### What you will do
Repeat all the material exactly; pictures stay out of your copy.

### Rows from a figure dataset
-------------------------
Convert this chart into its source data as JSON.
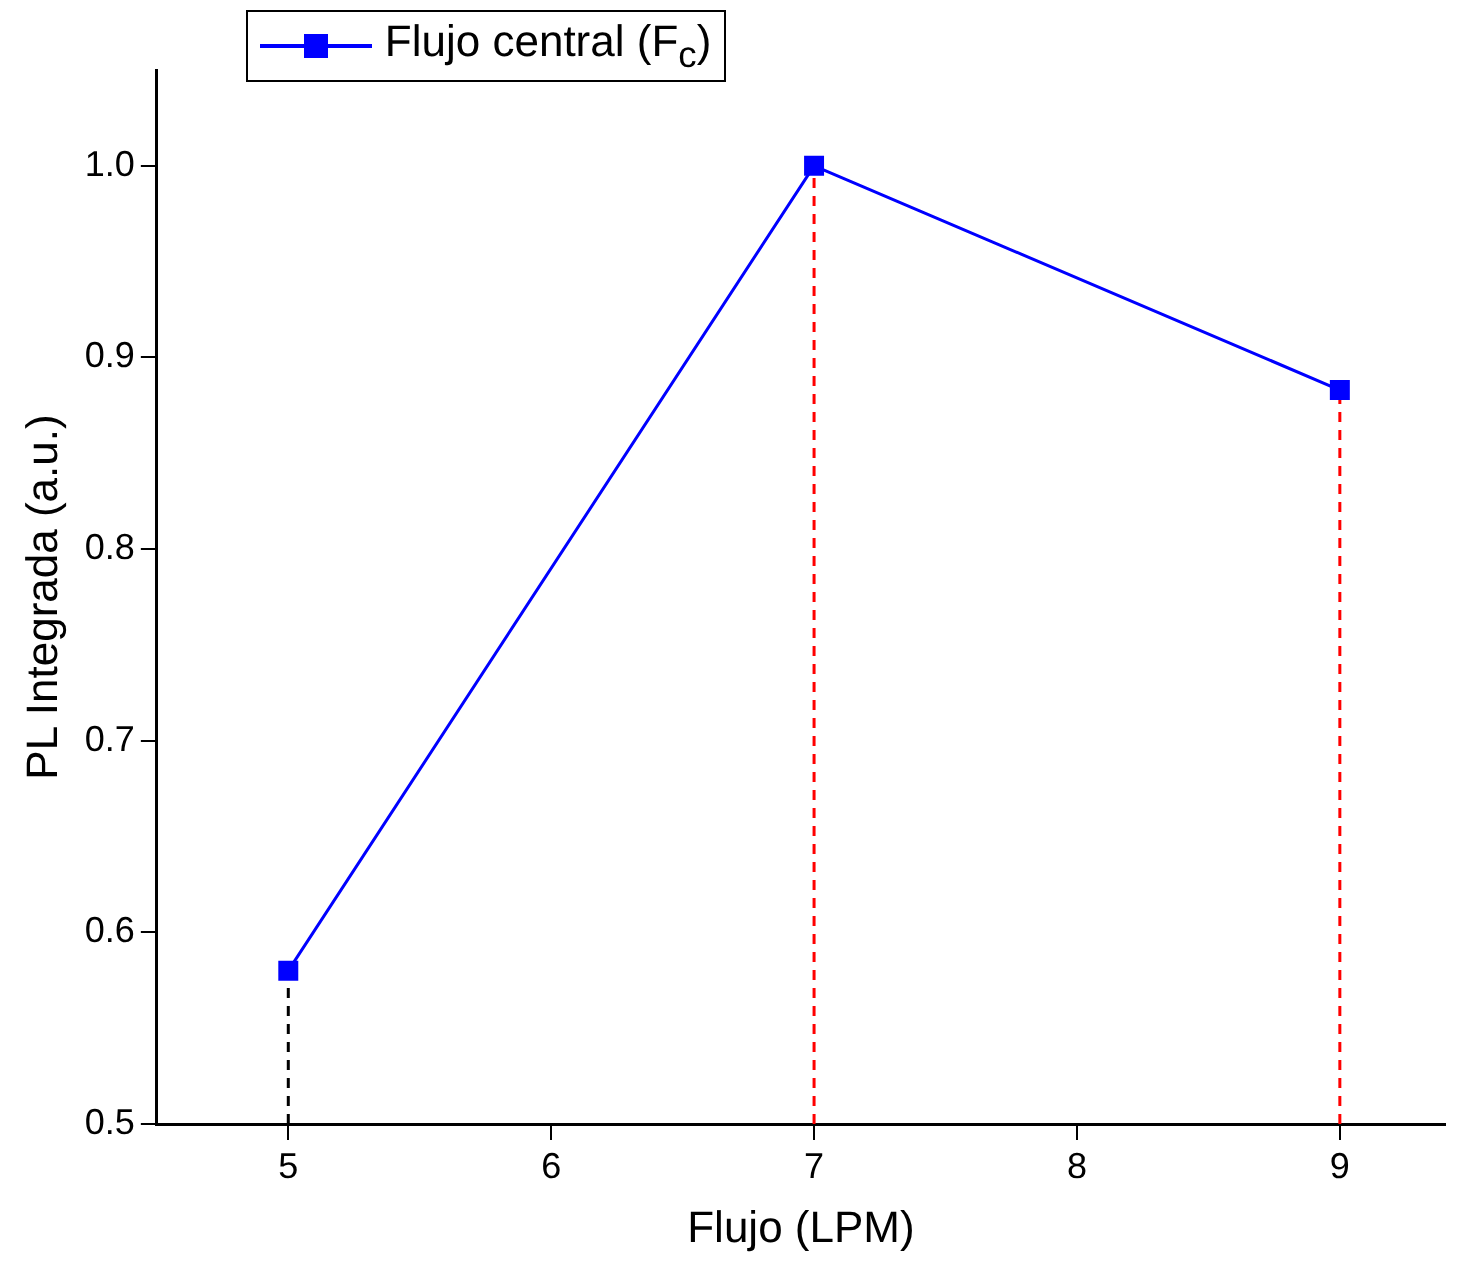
{
  "chart_data": {
    "type": "line",
    "xlabel": "Flujo (LPM)",
    "ylabel": "PL Integrada (a.u.)",
    "xlim": [
      4.5,
      9.4
    ],
    "xticks": [
      5,
      6,
      7,
      8,
      9
    ],
    "ylim": [
      0.5,
      1.05
    ],
    "yticks": [
      0.5,
      0.6,
      0.7,
      0.8,
      0.9,
      {
        "value": 1,
        "label": "1.0"
      }
    ],
    "grid": false,
    "legend": "top left",
    "marker": "square",
    "line_style": "solid",
    "series": [
      {
        "name": "Flujo central (F$_{c}$)",
        "color": "#0000ff",
        "x": [
          5,
          7,
          9
        ],
        "values": [
          0.58,
          1.0,
          0.883
        ]
      },
      {
        "type": "line",
        "color": "#000000",
        "x": [
          5,
          5
        ],
        "values": [
          0.5,
          0.58
        ],
        "line_style": "dashed",
        "marker": "none"
      },
      {
        "type": "line",
        "color": "#ff0000",
        "x": [
          7,
          7
        ],
        "values": [
          0.5,
          1.0
        ],
        "line_style": "dashed",
        "marker": "none"
      },
      {
        "type": "line",
        "color": "#ff0000",
        "x": [
          9,
          9
        ],
        "values": [
          0.5,
          0.883
        ],
        "line_style": "dashed",
        "marker": "none"
      }
    ]
  }
}
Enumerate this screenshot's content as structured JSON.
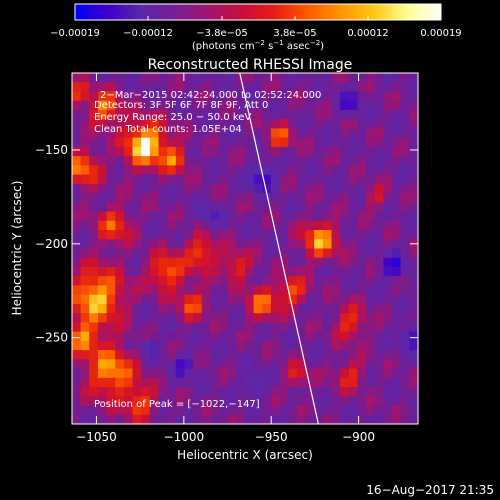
{
  "chart_data": {
    "type": "heatmap",
    "title": "Reconstructed RHESSI Image",
    "xlabel": "Heliocentric X (arcsec)",
    "ylabel": "Heliocentric Y (arcsec)",
    "xlim": [
      -1064,
      -866
    ],
    "ylim": [
      -296,
      -109
    ],
    "x_ticks": [
      {
        "value": -1050,
        "label": "−1050"
      },
      {
        "value": -1000,
        "label": "−1000"
      },
      {
        "value": -950,
        "label": "−950"
      },
      {
        "value": -900,
        "label": "−900"
      }
    ],
    "y_ticks": [
      {
        "value": -150,
        "label": "−150"
      },
      {
        "value": -200,
        "label": "−200"
      },
      {
        "value": -250,
        "label": "−250"
      }
    ],
    "colorbar": {
      "min": -0.00019,
      "max": 0.00019,
      "tick_labels": [
        "−0.00019",
        "−0.00012",
        "−3.8e−05",
        "3.8e−05",
        "0.00012",
        "0.00019"
      ],
      "units": [
        "(photons cm",
        "−2",
        " s",
        "−1",
        " asec",
        "−2",
        ")"
      ],
      "colors": [
        "#0000ff",
        "#4000c8",
        "#5a28a8",
        "#781e96",
        "#a0146e",
        "#c80f3c",
        "#e61e14",
        "#ff5a00",
        "#ff9600",
        "#ffc814",
        "#ffff96",
        "#ffffff"
      ]
    },
    "annotations": {
      "time_range": "2−Mar−2015 02:42:24.000 to 02:52:24.000",
      "detectors": "Detectors: 3F 5F 6F 7F 8F 9F, Att 0",
      "energy_range": "Energy Range: 25.0 − 50.0 keV",
      "clean_counts": "Clean    Total counts: 1.05E+04",
      "peak_position": "Position of Peak = [−1022,−147]"
    },
    "limb_line": {
      "x": [
        -968,
        -923
      ],
      "y": [
        -109,
        -296
      ]
    },
    "grid": {
      "nx": 40,
      "ny": 38,
      "hot_spots": [
        {
          "x": -1022,
          "y": -147,
          "s": 12,
          "a": 1.0
        },
        {
          "x": -1045,
          "y": -128,
          "s": 9,
          "a": 0.7
        },
        {
          "x": -1058,
          "y": -160,
          "s": 10,
          "a": 0.65
        },
        {
          "x": -1040,
          "y": -190,
          "s": 10,
          "a": 0.55
        },
        {
          "x": -1050,
          "y": -228,
          "s": 15,
          "a": 0.85
        },
        {
          "x": -1042,
          "y": -268,
          "s": 14,
          "a": 0.75
        },
        {
          "x": -1058,
          "y": -250,
          "s": 9,
          "a": 0.6
        },
        {
          "x": -1010,
          "y": -215,
          "s": 10,
          "a": 0.65
        },
        {
          "x": -990,
          "y": -205,
          "s": 9,
          "a": 0.6
        },
        {
          "x": -995,
          "y": -232,
          "s": 8,
          "a": 0.55
        },
        {
          "x": -970,
          "y": -212,
          "s": 8,
          "a": 0.5
        },
        {
          "x": -955,
          "y": -232,
          "s": 9,
          "a": 0.6
        },
        {
          "x": -938,
          "y": -225,
          "s": 8,
          "a": 0.6
        },
        {
          "x": -922,
          "y": -198,
          "s": 10,
          "a": 0.75
        },
        {
          "x": -905,
          "y": -242,
          "s": 9,
          "a": 0.5
        },
        {
          "x": -1005,
          "y": -155,
          "s": 7,
          "a": 0.6
        },
        {
          "x": -945,
          "y": -143,
          "s": 7,
          "a": 0.55
        },
        {
          "x": -890,
          "y": -175,
          "s": 6,
          "a": 0.35
        },
        {
          "x": -905,
          "y": -270,
          "s": 8,
          "a": 0.45
        },
        {
          "x": -935,
          "y": -270,
          "s": 7,
          "a": 0.4
        },
        {
          "x": -1025,
          "y": -285,
          "s": 9,
          "a": 0.55
        },
        {
          "x": -1060,
          "y": -120,
          "s": 6,
          "a": 0.5
        }
      ],
      "cold_spots": [
        {
          "x": -955,
          "y": -165,
          "s": 7,
          "a": 0.7
        },
        {
          "x": -880,
          "y": -212,
          "s": 6,
          "a": 0.8
        },
        {
          "x": -905,
          "y": -125,
          "s": 6,
          "a": 0.6
        },
        {
          "x": -1020,
          "y": -255,
          "s": 5,
          "a": 0.5
        },
        {
          "x": -1000,
          "y": -265,
          "s": 6,
          "a": 0.55
        },
        {
          "x": -960,
          "y": -275,
          "s": 6,
          "a": 0.45
        },
        {
          "x": -985,
          "y": -185,
          "s": 6,
          "a": 0.4
        },
        {
          "x": -870,
          "y": -250,
          "s": 6,
          "a": 0.6
        }
      ]
    }
  },
  "footer": {
    "timestamp": "16−Aug−2017 21:35"
  }
}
-------------------------
### Worked solution
Convert this chart into its source data as JSON.
{
  "chart_data": {
    "type": "line",
    "xlabel": "Flujo (LPM)",
    "ylabel": "PL Integrada (a.u.)",
    "xlim": [
      4.5,
      9.4
    ],
    "xticks": [
      5,
      6,
      7,
      8,
      9
    ],
    "ylim": [
      0.5,
      1.05
    ],
    "yticks": [
      0.5,
      0.6,
      0.7,
      0.8,
      0.9,
      {
        "value": 1,
        "label": "1.0"
      }
    ],
    "grid": false,
    "legend": "top left",
    "marker": "square",
    "line_style": "solid",
    "series": [
      {
        "name": "Flujo central (F$_{c}$)",
        "color": "#0000ff",
        "x": [
          5,
          7,
          9
        ],
        "values": [
          0.58,
          1.0,
          0.883
        ]
      },
      {
        "type": "line",
        "color": "#000000",
        "x": [
          5,
          5
        ],
        "values": [
          0.5,
          0.58
        ],
        "line_style": "dashed",
        "marker": "none"
      },
      {
        "type": "line",
        "color": "#ff0000",
        "x": [
          7,
          7
        ],
        "values": [
          0.5,
          1.0
        ],
        "line_style": "dashed",
        "marker": "none"
      },
      {
        "type": "line",
        "color": "#ff0000",
        "x": [
          9,
          9
        ],
        "values": [
          0.5,
          0.883
        ],
        "line_style": "dashed",
        "marker": "none"
      }
    ]
  }
}
Enumerate this screenshot's content as structured JSON.
{
  "chart_data": {
    "type": "heatmap",
    "title": "Reconstructed RHESSI Image",
    "xlabel": "Heliocentric X (arcsec)",
    "ylabel": "Heliocentric Y (arcsec)",
    "xlim": [
      -1064,
      -866
    ],
    "ylim": [
      -296,
      -109
    ],
    "x_ticks": [
      {
        "value": -1050,
        "label": "−1050"
      },
      {
        "value": -1000,
        "label": "−1000"
      },
      {
        "value": -950,
        "label": "−950"
      },
      {
        "value": -900,
        "label": "−900"
      }
    ],
    "y_ticks": [
      {
        "value": -150,
        "label": "−150"
      },
      {
        "value": -200,
        "label": "−200"
      },
      {
        "value": -250,
        "label": "−250"
      }
    ],
    "colorbar": {
      "min": -0.00019,
      "max": 0.00019,
      "tick_labels": [
        "−0.00019",
        "−0.00012",
        "−3.8e−05",
        "3.8e−05",
        "0.00012",
        "0.00019"
      ],
      "units": [
        "(photons cm",
        "−2",
        " s",
        "−1",
        " asec",
        "−2",
        ")"
      ],
      "colors": [
        "#0000ff",
        "#4000c8",
        "#5a28a8",
        "#781e96",
        "#a0146e",
        "#c80f3c",
        "#e61e14",
        "#ff5a00",
        "#ff9600",
        "#ffc814",
        "#ffff96",
        "#ffffff"
      ]
    },
    "annotations": {
      "time_range": "2−Mar−2015 02:42:24.000 to 02:52:24.000",
      "detectors": "Detectors: 3F 5F 6F 7F 8F 9F, Att 0",
      "energy_range": "Energy Range: 25.0 − 50.0 keV",
      "clean_counts": "Clean    Total counts: 1.05E+04",
      "peak_position": "Position of Peak = [−1022,−147]"
    },
    "limb_line": {
      "x": [
        -968,
        -923
      ],
      "y": [
        -109,
        -296
      ]
    },
    "grid": {
      "nx": 40,
      "ny": 38,
      "hot_spots": [
        {
          "x": -1022,
          "y": -147,
          "s": 12,
          "a": 1.0
        },
        {
          "x": -1045,
          "y": -128,
          "s": 9,
          "a": 0.7
        },
        {
          "x": -1058,
          "y": -160,
          "s": 10,
          "a": 0.65
        },
        {
          "x": -1040,
          "y": -190,
          "s": 10,
          "a": 0.55
        },
        {
          "x": -1050,
          "y": -228,
          "s": 15,
          "a": 0.85
        },
        {
          "x": -1042,
          "y": -268,
          "s": 14,
          "a": 0.75
        },
        {
          "x": -1058,
          "y": -250,
          "s": 9,
          "a": 0.6
        },
        {
          "x": -1010,
          "y": -215,
          "s": 10,
          "a": 0.65
        },
        {
          "x": -990,
          "y": -205,
          "s": 9,
          "a": 0.6
        },
        {
          "x": -995,
          "y": -232,
          "s": 8,
          "a": 0.55
        },
        {
          "x": -970,
          "y": -212,
          "s": 8,
          "a": 0.5
        },
        {
          "x": -955,
          "y": -232,
          "s": 9,
          "a": 0.6
        },
        {
          "x": -938,
          "y": -225,
          "s": 8,
          "a": 0.6
        },
        {
          "x": -922,
          "y": -198,
          "s": 10,
          "a": 0.75
        },
        {
          "x": -905,
          "y": -242,
          "s": 9,
          "a": 0.5
        },
        {
          "x": -1005,
          "y": -155,
          "s": 7,
          "a": 0.6
        },
        {
          "x": -945,
          "y": -143,
          "s": 7,
          "a": 0.55
        },
        {
          "x": -890,
          "y": -175,
          "s": 6,
          "a": 0.35
        },
        {
          "x": -905,
          "y": -270,
          "s": 8,
          "a": 0.45
        },
        {
          "x": -935,
          "y": -270,
          "s": 7,
          "a": 0.4
        },
        {
          "x": -1025,
          "y": -285,
          "s": 9,
          "a": 0.55
        },
        {
          "x": -1060,
          "y": -120,
          "s": 6,
          "a": 0.5
        }
      ],
      "cold_spots": [
        {
          "x": -955,
          "y": -165,
          "s": 7,
          "a": 0.7
        },
        {
          "x": -880,
          "y": -212,
          "s": 6,
          "a": 0.8
        },
        {
          "x": -905,
          "y": -125,
          "s": 6,
          "a": 0.6
        },
        {
          "x": -1020,
          "y": -255,
          "s": 5,
          "a": 0.5
        },
        {
          "x": -1000,
          "y": -265,
          "s": 6,
          "a": 0.55
        },
        {
          "x": -960,
          "y": -275,
          "s": 6,
          "a": 0.45
        },
        {
          "x": -985,
          "y": -185,
          "s": 6,
          "a": 0.4
        },
        {
          "x": -870,
          "y": -250,
          "s": 6,
          "a": 0.6
        }
      ]
    }
  },
  "footer": {
    "timestamp": "16−Aug−2017 21:35"
  }
}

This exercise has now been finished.